Collected data entries:
......

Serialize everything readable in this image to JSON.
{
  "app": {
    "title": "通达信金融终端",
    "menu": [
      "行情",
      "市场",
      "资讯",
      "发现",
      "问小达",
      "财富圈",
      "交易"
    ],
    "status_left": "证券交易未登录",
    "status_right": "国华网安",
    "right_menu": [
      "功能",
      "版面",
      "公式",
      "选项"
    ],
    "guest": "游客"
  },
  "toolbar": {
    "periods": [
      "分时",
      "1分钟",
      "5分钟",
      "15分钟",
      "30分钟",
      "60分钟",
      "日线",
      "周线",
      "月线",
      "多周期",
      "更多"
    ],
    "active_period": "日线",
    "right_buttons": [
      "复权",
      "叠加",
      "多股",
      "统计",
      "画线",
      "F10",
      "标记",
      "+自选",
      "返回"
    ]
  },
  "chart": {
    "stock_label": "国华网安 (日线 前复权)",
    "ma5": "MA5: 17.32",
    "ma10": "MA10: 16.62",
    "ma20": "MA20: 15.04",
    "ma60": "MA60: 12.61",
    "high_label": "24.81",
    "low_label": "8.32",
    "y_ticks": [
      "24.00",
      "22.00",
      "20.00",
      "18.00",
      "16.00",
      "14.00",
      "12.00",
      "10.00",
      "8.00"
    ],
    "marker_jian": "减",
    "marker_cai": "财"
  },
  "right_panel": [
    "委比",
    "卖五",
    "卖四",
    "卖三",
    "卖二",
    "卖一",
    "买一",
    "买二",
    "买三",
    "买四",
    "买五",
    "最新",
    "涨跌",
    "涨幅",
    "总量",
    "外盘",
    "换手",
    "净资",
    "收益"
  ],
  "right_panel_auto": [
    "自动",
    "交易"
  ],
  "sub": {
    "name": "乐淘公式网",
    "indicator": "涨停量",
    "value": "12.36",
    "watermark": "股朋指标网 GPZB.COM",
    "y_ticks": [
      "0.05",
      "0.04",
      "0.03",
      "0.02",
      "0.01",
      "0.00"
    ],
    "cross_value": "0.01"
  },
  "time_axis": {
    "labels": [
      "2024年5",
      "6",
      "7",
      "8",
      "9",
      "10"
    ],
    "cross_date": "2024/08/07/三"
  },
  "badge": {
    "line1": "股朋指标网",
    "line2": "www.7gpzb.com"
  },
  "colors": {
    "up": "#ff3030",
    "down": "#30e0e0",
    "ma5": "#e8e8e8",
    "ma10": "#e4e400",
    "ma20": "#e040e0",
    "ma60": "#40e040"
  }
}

......

Goal: Write out all of the records once more, exactly.

Written reply:
Serialize everything readable in this image to JSON.
{
  "app": {
    "title": "通达信金融终端",
    "menu": [
      "行情",
      "市场",
      "资讯",
      "发现",
      "问小达",
      "财富圈",
      "交易"
    ],
    "status_left": "证券交易未登录",
    "status_right": "国华网安",
    "right_menu": [
      "功能",
      "版面",
      "公式",
      "选项"
    ],
    "guest": "游客"
  },
  "toolbar": {
    "periods": [
      "分时",
      "1分钟",
      "5分钟",
      "15分钟",
      "30分钟",
      "60分钟",
      "日线",
      "周线",
      "月线",
      "多周期",
      "更多"
    ],
    "active_period": "日线",
    "right_buttons": [
      "复权",
      "叠加",
      "多股",
      "统计",
      "画线",
      "F10",
      "标记",
      "+自选",
      "返回"
    ]
  },
  "chart": {
    "stock_label": "国华网安 (日线 前复权)",
    "ma5": "MA5: 17.32",
    "ma10": "MA10: 16.62",
    "ma20": "MA20: 15.04",
    "ma60": "MA60: 12.61",
    "high_label": "24.81",
    "low_label": "8.32",
    "y_ticks": [
      "24.00",
      "22.00",
      "20.00",
      "18.00",
      "16.00",
      "14.00",
      "12.00",
      "10.00",
      "8.00"
    ],
    "marker_jian": "减",
    "marker_cai": "财"
  },
  "right_panel": [
    "委比",
    "卖五",
    "卖四",
    "卖三",
    "卖二",
    "卖一",
    "买一",
    "买二",
    "买三",
    "买四",
    "买五",
    "最新",
    "涨跌",
    "涨幅",
    "总量",
    "外盘",
    "换手",
    "净资",
    "收益"
  ],
  "right_panel_auto": [
    "自动",
    "交易"
  ],
  "sub": {
    "name": "乐淘公式网",
    "indicator": "涨停量",
    "value": "12.36",
    "watermark": "股朋指标网 GPZB.COM",
    "y_ticks": [
      "0.05",
      "0.04",
      "0.03",
      "0.02",
      "0.01",
      "0.00"
    ],
    "cross_value": "0.01"
  },
  "time_axis": {
    "labels": [
      "2024年5",
      "6",
      "7",
      "8",
      "9",
      "10"
    ],
    "cross_date": "2024/08/07/三"
  },
  "badge": {
    "line1": "股朋指标网",
    "line2": "www.7gpzb.com"
  },
  "colors": {
    "up": "#ff3030",
    "down": "#30e0e0",
    "ma5": "#e8e8e8",
    "ma10": "#e4e400",
    "ma20": "#e040e0",
    "ma60": "#40e040"
  }
}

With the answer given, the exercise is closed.